> _WHAT TO PRODUCE_:
Each line of the listing must be transcribed exactly, except for the images, which should be excluded.

> _RECORDS TO PROCESS_:
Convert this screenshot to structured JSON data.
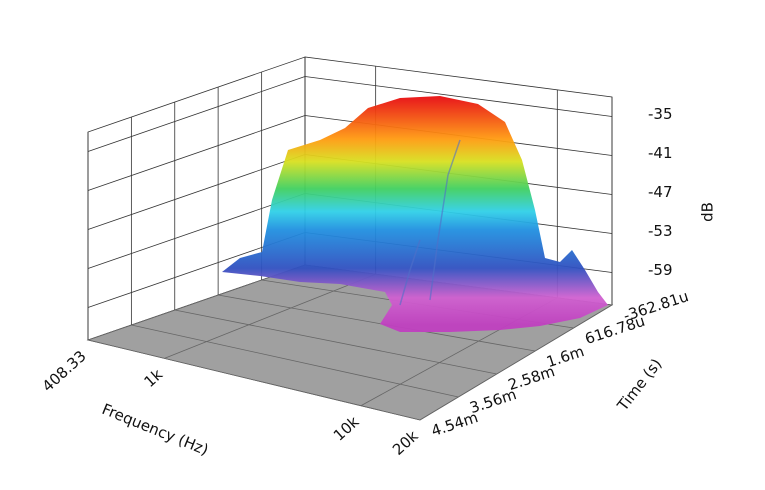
{
  "chart_data": {
    "type": "waterfall3d",
    "x_label": "Frequency (Hz)",
    "y_label": "Time (s)",
    "z_label": "dB",
    "xlog": true,
    "xlim": [
      408.33,
      20000
    ],
    "xticks": [
      408.33,
      {
        "value": 1000,
        "label": "1k"
      },
      {
        "value": 10000,
        "label": "10k"
      },
      {
        "value": 20000,
        "label": "20k"
      }
    ],
    "ylim": [
      -0.00036281,
      0.00454
    ],
    "yticks": [
      {
        "value": -0.00036281,
        "label": "-362.81u"
      },
      {
        "value": 0.00061678,
        "label": "616.78u"
      },
      {
        "value": 0.0016,
        "label": "1.6m"
      },
      {
        "value": 0.00258,
        "label": "2.58m"
      },
      {
        "value": 0.00356,
        "label": "3.56m"
      },
      {
        "value": 0.00454,
        "label": "4.54m"
      }
    ],
    "zlim": [
      -64,
      -32
    ],
    "zticks": [
      -35,
      -41,
      -47,
      -53,
      -59
    ],
    "grid": true
  }
}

> _TASK RESPONSE_:
Convert this screenshot to structured JSON data.
{
  "chart_data": {
    "type": "waterfall3d",
    "x_label": "Frequency (Hz)",
    "y_label": "Time (s)",
    "z_label": "dB",
    "xlog": true,
    "xlim": [
      408.33,
      20000
    ],
    "xticks": [
      408.33,
      {
        "value": 1000,
        "label": "1k"
      },
      {
        "value": 10000,
        "label": "10k"
      },
      {
        "value": 20000,
        "label": "20k"
      }
    ],
    "ylim": [
      -0.00036281,
      0.00454
    ],
    "yticks": [
      {
        "value": -0.00036281,
        "label": "-362.81u"
      },
      {
        "value": 0.00061678,
        "label": "616.78u"
      },
      {
        "value": 0.0016,
        "label": "1.6m"
      },
      {
        "value": 0.00258,
        "label": "2.58m"
      },
      {
        "value": 0.00356,
        "label": "3.56m"
      },
      {
        "value": 0.00454,
        "label": "4.54m"
      }
    ],
    "zlim": [
      -64,
      -32
    ],
    "zticks": [
      -35,
      -41,
      -47,
      -53,
      -59
    ],
    "grid": true
  }
}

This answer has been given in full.